■ **Records about charts and figures**
================

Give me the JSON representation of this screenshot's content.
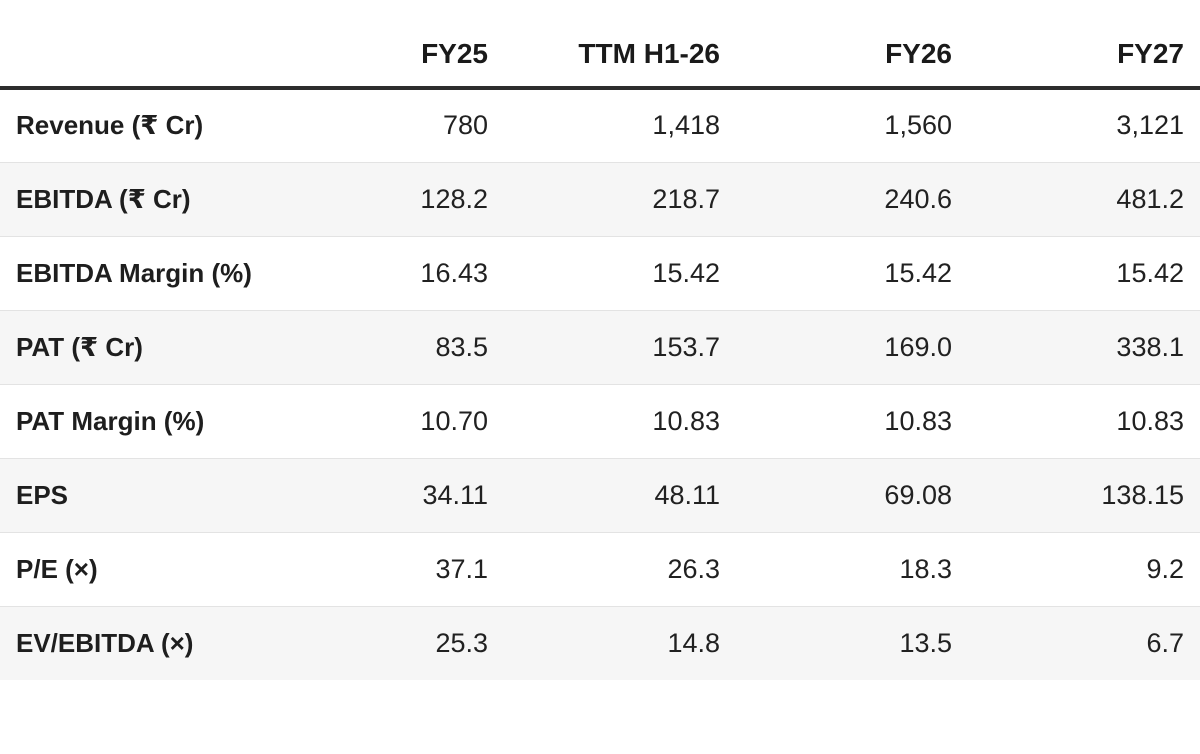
{
  "colors": {
    "header_rule": "#2d2d2d",
    "row_divider": "#e3e3e3",
    "row_stripe": "#f6f6f6",
    "text_primary": "#1e1e1e"
  },
  "table": {
    "header": {
      "metric": "",
      "col1": "FY25",
      "col2": "TTM H1-26",
      "col3": "FY26",
      "col4": "FY27"
    },
    "rows": [
      {
        "label": "Revenue (₹ Cr)",
        "values": [
          "780",
          "1,418",
          "1,560",
          "3,121"
        ]
      },
      {
        "label": "EBITDA (₹ Cr)",
        "values": [
          "128.2",
          "218.7",
          "240.6",
          "481.2"
        ]
      },
      {
        "label": "EBITDA Margin (%)",
        "values": [
          "16.43",
          "15.42",
          "15.42",
          "15.42"
        ]
      },
      {
        "label": "PAT (₹ Cr)",
        "values": [
          "83.5",
          "153.7",
          "169.0",
          "338.1"
        ]
      },
      {
        "label": "PAT Margin (%)",
        "values": [
          "10.70",
          "10.83",
          "10.83",
          "10.83"
        ]
      },
      {
        "label": "EPS",
        "values": [
          "34.11",
          "48.11",
          "69.08",
          "138.15"
        ]
      },
      {
        "label": "P/E (×)",
        "values": [
          "37.1",
          "26.3",
          "18.3",
          "9.2"
        ]
      },
      {
        "label": "EV/EBITDA (×)",
        "values": [
          "25.3",
          "14.8",
          "13.5",
          "6.7"
        ]
      }
    ]
  },
  "chart_data": {
    "type": "table",
    "columns": [
      "FY25",
      "TTM H1-26",
      "FY26",
      "FY27"
    ],
    "rows": [
      {
        "metric": "Revenue (₹ Cr)",
        "values": [
          780,
          1418,
          1560,
          3121
        ]
      },
      {
        "metric": "EBITDA (₹ Cr)",
        "values": [
          128.2,
          218.7,
          240.6,
          481.2
        ]
      },
      {
        "metric": "EBITDA Margin (%)",
        "values": [
          16.43,
          15.42,
          15.42,
          15.42
        ]
      },
      {
        "metric": "PAT (₹ Cr)",
        "values": [
          83.5,
          153.7,
          169.0,
          338.1
        ]
      },
      {
        "metric": "PAT Margin (%)",
        "values": [
          10.7,
          10.83,
          10.83,
          10.83
        ]
      },
      {
        "metric": "EPS",
        "values": [
          34.11,
          48.11,
          69.08,
          138.15
        ]
      },
      {
        "metric": "P/E (×)",
        "values": [
          37.1,
          26.3,
          18.3,
          9.2
        ]
      },
      {
        "metric": "EV/EBITDA (×)",
        "values": [
          25.3,
          14.8,
          13.5,
          6.7
        ]
      }
    ],
    "layout": {
      "striped_rows": true,
      "header_rule": true,
      "first_column_align": "left",
      "value_align": "right"
    }
  }
}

================

■ **Problem statement**
Without including any pictures, reproduce the listing exactly.

■ **Result of this exercise**
Give me the JSON representation of this screenshot's content.
{
  "colors": {
    "header_rule": "#2d2d2d",
    "row_divider": "#e3e3e3",
    "row_stripe": "#f6f6f6",
    "text_primary": "#1e1e1e"
  },
  "table": {
    "header": {
      "metric": "",
      "col1": "FY25",
      "col2": "TTM H1-26",
      "col3": "FY26",
      "col4": "FY27"
    },
    "rows": [
      {
        "label": "Revenue (₹ Cr)",
        "values": [
          "780",
          "1,418",
          "1,560",
          "3,121"
        ]
      },
      {
        "label": "EBITDA (₹ Cr)",
        "values": [
          "128.2",
          "218.7",
          "240.6",
          "481.2"
        ]
      },
      {
        "label": "EBITDA Margin (%)",
        "values": [
          "16.43",
          "15.42",
          "15.42",
          "15.42"
        ]
      },
      {
        "label": "PAT (₹ Cr)",
        "values": [
          "83.5",
          "153.7",
          "169.0",
          "338.1"
        ]
      },
      {
        "label": "PAT Margin (%)",
        "values": [
          "10.70",
          "10.83",
          "10.83",
          "10.83"
        ]
      },
      {
        "label": "EPS",
        "values": [
          "34.11",
          "48.11",
          "69.08",
          "138.15"
        ]
      },
      {
        "label": "P/E (×)",
        "values": [
          "37.1",
          "26.3",
          "18.3",
          "9.2"
        ]
      },
      {
        "label": "EV/EBITDA (×)",
        "values": [
          "25.3",
          "14.8",
          "13.5",
          "6.7"
        ]
      }
    ]
  },
  "chart_data": {
    "type": "table",
    "columns": [
      "FY25",
      "TTM H1-26",
      "FY26",
      "FY27"
    ],
    "rows": [
      {
        "metric": "Revenue (₹ Cr)",
        "values": [
          780,
          1418,
          1560,
          3121
        ]
      },
      {
        "metric": "EBITDA (₹ Cr)",
        "values": [
          128.2,
          218.7,
          240.6,
          481.2
        ]
      },
      {
        "metric": "EBITDA Margin (%)",
        "values": [
          16.43,
          15.42,
          15.42,
          15.42
        ]
      },
      {
        "metric": "PAT (₹ Cr)",
        "values": [
          83.5,
          153.7,
          169.0,
          338.1
        ]
      },
      {
        "metric": "PAT Margin (%)",
        "values": [
          10.7,
          10.83,
          10.83,
          10.83
        ]
      },
      {
        "metric": "EPS",
        "values": [
          34.11,
          48.11,
          69.08,
          138.15
        ]
      },
      {
        "metric": "P/E (×)",
        "values": [
          37.1,
          26.3,
          18.3,
          9.2
        ]
      },
      {
        "metric": "EV/EBITDA (×)",
        "values": [
          25.3,
          14.8,
          13.5,
          6.7
        ]
      }
    ],
    "layout": {
      "striped_rows": true,
      "header_rule": true,
      "first_column_align": "left",
      "value_align": "right"
    }
  }
}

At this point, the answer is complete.